--- Requirements ---
Pull every "name" line out of the data below.
== Material for the task
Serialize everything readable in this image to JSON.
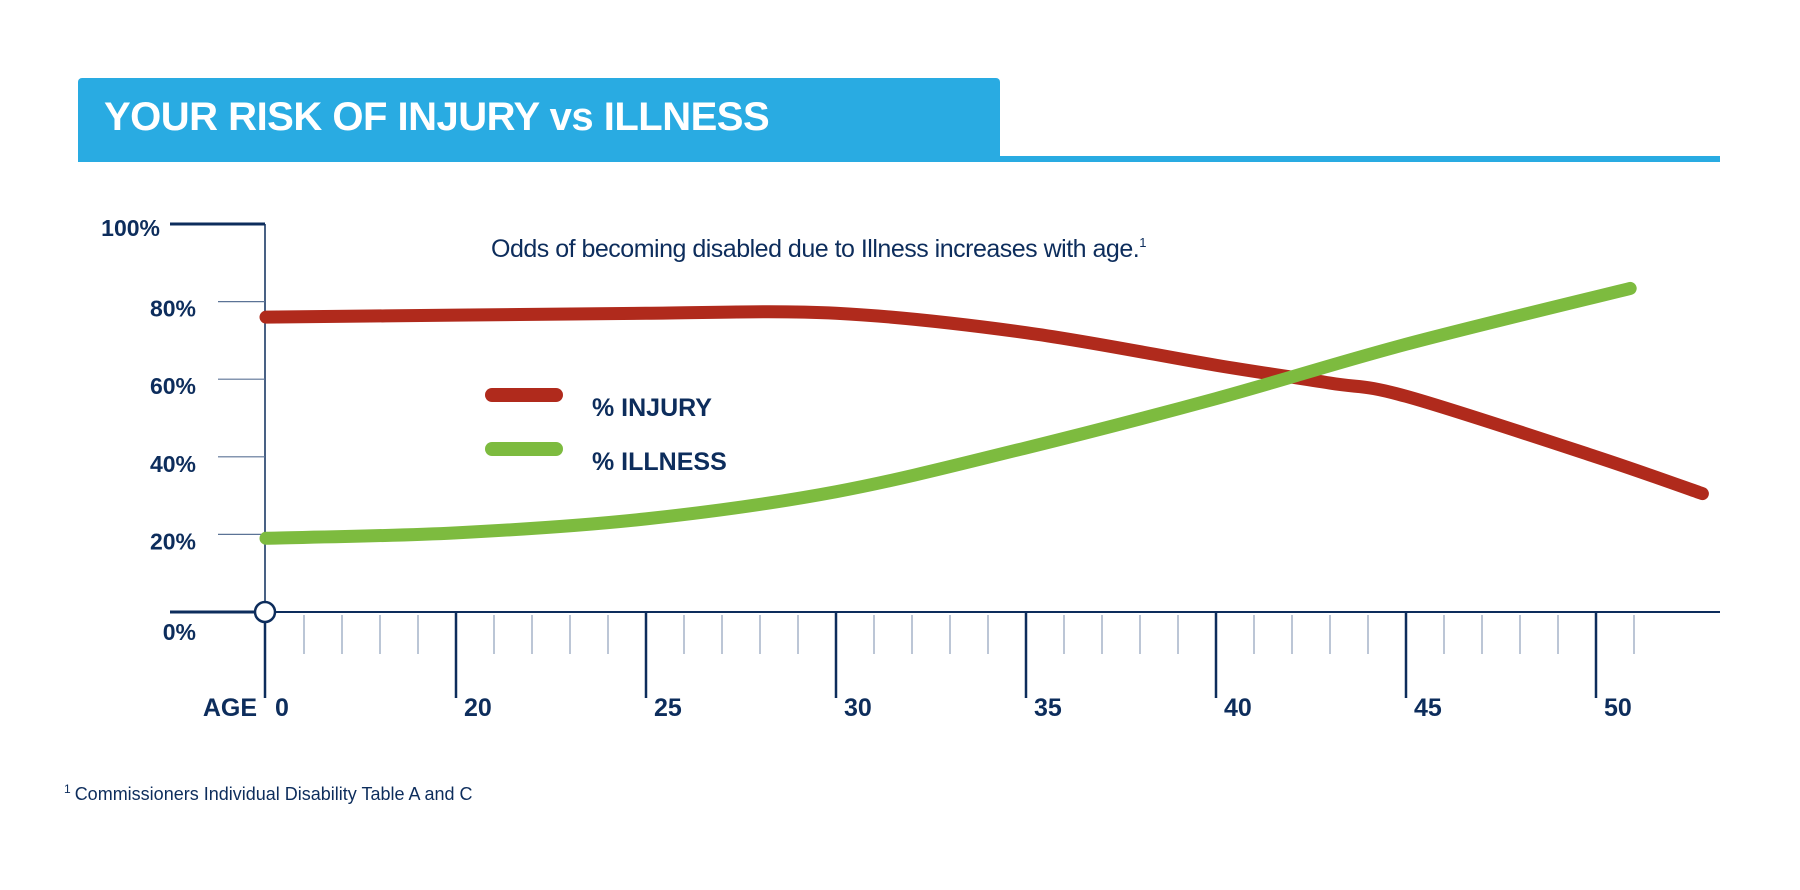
{
  "header": {
    "title": "YOUR RISK OF INJURY vs ILLNESS"
  },
  "colors": {
    "accent": "#29abe2",
    "axis": "#0d2d5c",
    "injury": "#b02a1c",
    "illness": "#7dbb3f"
  },
  "chart_data": {
    "type": "line",
    "title": "YOUR RISK OF INJURY vs ILLNESS",
    "subtitle": "Odds of becoming disabled due to Illness increases with age.",
    "subtitle_footnote_mark": "1",
    "xlabel": "AGE",
    "x_ticks": [
      "0",
      "20",
      "25",
      "30",
      "35",
      "40",
      "45",
      "50"
    ],
    "y_ticks": [
      "0%",
      "20%",
      "40%",
      "60%",
      "80%",
      "100%"
    ],
    "ylim": [
      0,
      100
    ],
    "grid": false,
    "legend_placement": "center-left",
    "series": [
      {
        "name": "% INJURY",
        "color": "#b02a1c",
        "x": [
          15,
          20,
          25,
          30,
          35,
          40,
          43,
          45,
          50,
          52.8
        ],
        "y": [
          76,
          76.5,
          77,
          77,
          72,
          63.6,
          59,
          55.6,
          40,
          30.5
        ]
      },
      {
        "name": "% ILLNESS",
        "color": "#7dbb3f",
        "x": [
          15,
          20,
          25,
          30,
          35,
          40,
          45,
          50.9
        ],
        "y": [
          19,
          20.4,
          24,
          31,
          42.3,
          55,
          69,
          83.4
        ]
      }
    ]
  },
  "footnote": {
    "mark": "1",
    "text": "Commissioners Individual Disability Table A and C"
  }
}
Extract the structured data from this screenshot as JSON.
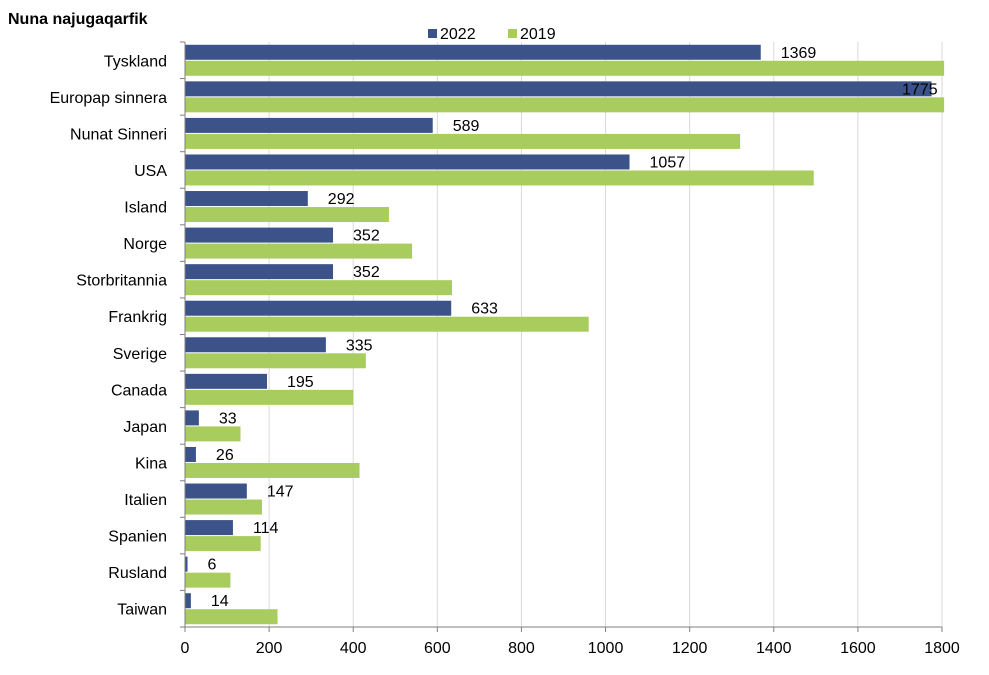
{
  "chart_data": {
    "type": "bar",
    "orientation": "horizontal",
    "title": "Nuna najugaqarfik",
    "categories": [
      "Tyskland",
      "Europap sinnera",
      "Nunat Sinneri",
      "USA",
      "Island",
      "Norge",
      "Storbritannia",
      "Frankrig",
      "Sverige",
      "Canada",
      "Japan",
      "Kina",
      "Italien",
      "Spanien",
      "Rusland",
      "Taiwan"
    ],
    "series": [
      {
        "name": "2022",
        "color": "#3b5388",
        "values": [
          1369,
          1775,
          589,
          1057,
          292,
          352,
          352,
          633,
          335,
          195,
          33,
          26,
          147,
          114,
          6,
          14
        ]
      },
      {
        "name": "2019",
        "color": "#a9cc5f",
        "values": [
          1805,
          1805,
          1320,
          1495,
          485,
          540,
          635,
          960,
          430,
          400,
          132,
          415,
          183,
          180,
          108,
          220
        ]
      }
    ],
    "data_labels": [
      "1369",
      "1775",
      "589",
      "1057",
      "292",
      "352",
      "352",
      "633",
      "335",
      "195",
      "33",
      "26",
      "147",
      "114",
      "6",
      "14"
    ],
    "xlim": [
      0,
      1800
    ],
    "x_ticks": [
      "0",
      "200",
      "400",
      "600",
      "800",
      "1000",
      "1200",
      "1400",
      "1600",
      "1800"
    ],
    "grid": "vertical",
    "legend_position": "top"
  }
}
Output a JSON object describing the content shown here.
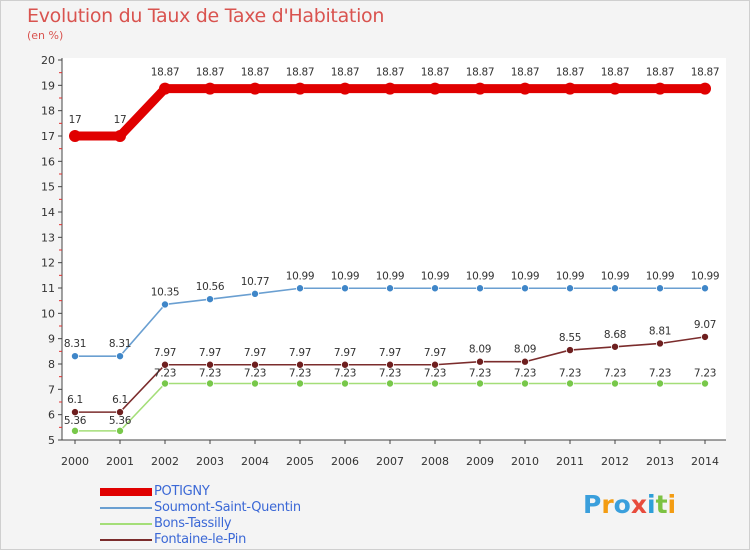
{
  "header": {
    "title": "Evolution du Taux de Taxe d'Habitation",
    "unit": "(en %)"
  },
  "logo": {
    "text": "Proxiti",
    "letters": [
      {
        "ch": "P",
        "color": "#3a9fdc"
      },
      {
        "ch": "r",
        "color": "#f39c12"
      },
      {
        "ch": "o",
        "color": "#3a9fdc"
      },
      {
        "ch": "x",
        "color": "#e84c3d"
      },
      {
        "ch": "i",
        "color": "#2e9fd8"
      },
      {
        "ch": "t",
        "color": "#7cc242"
      },
      {
        "ch": "i",
        "color": "#f39c12"
      }
    ]
  },
  "chart_data": {
    "type": "line",
    "title": "Evolution du Taux de Taxe d'Habitation",
    "ylabel": "(en %)",
    "xlabel": "",
    "ylim": [
      5,
      20
    ],
    "yticks": [
      "5",
      "6",
      "7",
      "8",
      "9",
      "10",
      "11",
      "12",
      "13",
      "14",
      "15",
      "16",
      "17",
      "18",
      "19",
      "20"
    ],
    "categories": [
      "2000",
      "2001",
      "2002",
      "2003",
      "2004",
      "2005",
      "2006",
      "2007",
      "2008",
      "2009",
      "2010",
      "2011",
      "2012",
      "2013",
      "2014"
    ],
    "grid": false,
    "legend_position": "bottom-left",
    "series": [
      {
        "name": "POTIGNY",
        "color": "#e00000",
        "marker": false,
        "values": [
          17,
          17,
          18.87,
          18.87,
          18.87,
          18.87,
          18.87,
          18.87,
          18.87,
          18.87,
          18.87,
          18.87,
          18.87,
          18.87,
          18.87
        ],
        "labels": [
          "17",
          "17",
          "18.87",
          "18.87",
          "18.87",
          "18.87",
          "18.87",
          "18.87",
          "18.87",
          "18.87",
          "18.87",
          "18.87",
          "18.87",
          "18.87",
          "18.87"
        ]
      },
      {
        "name": "Soumont-Saint-Quentin",
        "color": "#6a9fd1",
        "marker_color": "#3f86c8",
        "marker": true,
        "values": [
          8.31,
          8.31,
          10.35,
          10.56,
          10.77,
          10.99,
          10.99,
          10.99,
          10.99,
          10.99,
          10.99,
          10.99,
          10.99,
          10.99,
          10.99
        ],
        "labels": [
          "8.31",
          "8.31",
          "10.35",
          "10.56",
          "10.77",
          "10.99",
          "10.99",
          "10.99",
          "10.99",
          "10.99",
          "10.99",
          "10.99",
          "10.99",
          "10.99",
          "10.99"
        ]
      },
      {
        "name": "Bons-Tassilly",
        "color": "#a4de78",
        "marker_color": "#78c84a",
        "marker": true,
        "values": [
          5.36,
          5.36,
          7.23,
          7.23,
          7.23,
          7.23,
          7.23,
          7.23,
          7.23,
          7.23,
          7.23,
          7.23,
          7.23,
          7.23,
          7.23
        ],
        "labels": [
          "5.36",
          "5.36",
          "7.23",
          "7.23",
          "7.23",
          "7.23",
          "7.23",
          "7.23",
          "7.23",
          "7.23",
          "7.23",
          "7.23",
          "7.23",
          "7.23",
          "7.23"
        ]
      },
      {
        "name": "Fontaine-le-Pin",
        "color": "#7b2c2c",
        "marker_color": "#6e1f1f",
        "marker": true,
        "values": [
          6.1,
          6.1,
          7.97,
          7.97,
          7.97,
          7.97,
          7.97,
          7.97,
          7.97,
          8.09,
          8.09,
          8.55,
          8.68,
          8.81,
          9.07
        ],
        "labels": [
          "6.1",
          "6.1",
          "7.97",
          "7.97",
          "7.97",
          "7.97",
          "7.97",
          "7.97",
          "7.97",
          "8.09",
          "8.09",
          "8.55",
          "8.68",
          "8.81",
          "9.07"
        ]
      }
    ]
  }
}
====
--- Answer in full ---
        "name": "% INJURY",
        "name": "% ILLNESS",
        "name": "2022",
        "name": "2019",
        "name": "POTIGNY",
        "name": "Soumont-Saint-Quentin",
        "name": "Bons-Tassilly",
        "name": "Fontaine-le-Pin",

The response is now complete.